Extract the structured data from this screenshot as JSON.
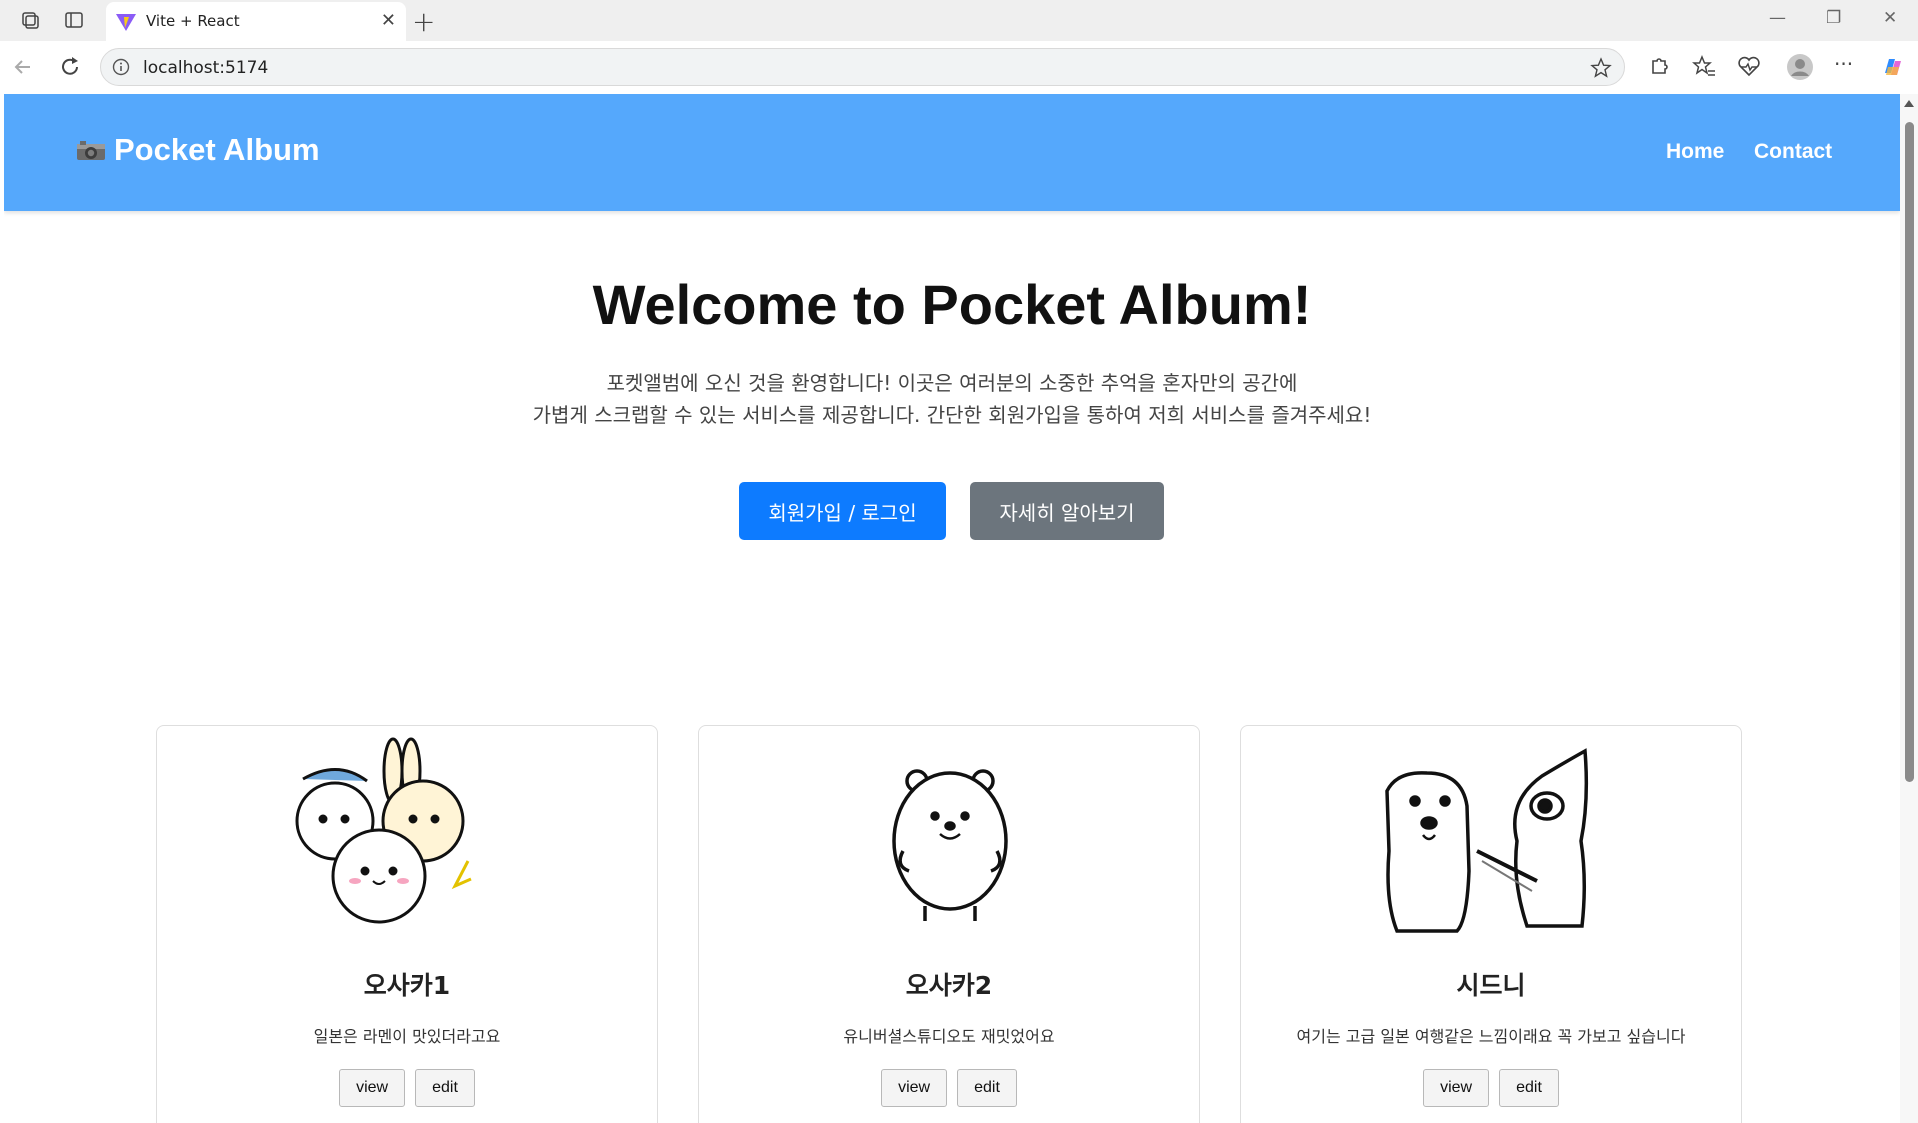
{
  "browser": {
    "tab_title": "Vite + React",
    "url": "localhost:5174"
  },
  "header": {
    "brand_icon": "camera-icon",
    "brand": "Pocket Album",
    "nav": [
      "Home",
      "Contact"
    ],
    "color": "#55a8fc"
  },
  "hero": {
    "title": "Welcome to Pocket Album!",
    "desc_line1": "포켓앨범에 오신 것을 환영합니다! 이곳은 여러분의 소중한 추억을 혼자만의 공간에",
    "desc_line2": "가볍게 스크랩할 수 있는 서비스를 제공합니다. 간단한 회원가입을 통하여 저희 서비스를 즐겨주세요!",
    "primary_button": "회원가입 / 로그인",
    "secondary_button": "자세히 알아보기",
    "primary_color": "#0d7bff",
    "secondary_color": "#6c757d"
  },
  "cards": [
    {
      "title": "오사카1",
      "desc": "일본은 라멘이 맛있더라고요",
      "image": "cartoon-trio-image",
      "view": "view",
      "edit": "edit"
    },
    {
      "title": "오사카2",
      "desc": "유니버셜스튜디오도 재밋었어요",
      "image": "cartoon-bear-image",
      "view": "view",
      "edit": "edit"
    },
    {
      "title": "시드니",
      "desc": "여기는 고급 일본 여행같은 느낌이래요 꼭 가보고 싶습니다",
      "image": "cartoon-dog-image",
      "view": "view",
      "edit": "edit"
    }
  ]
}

- - -

### Required work
State how many lines include the string "image", and nothing more.

### Answer
3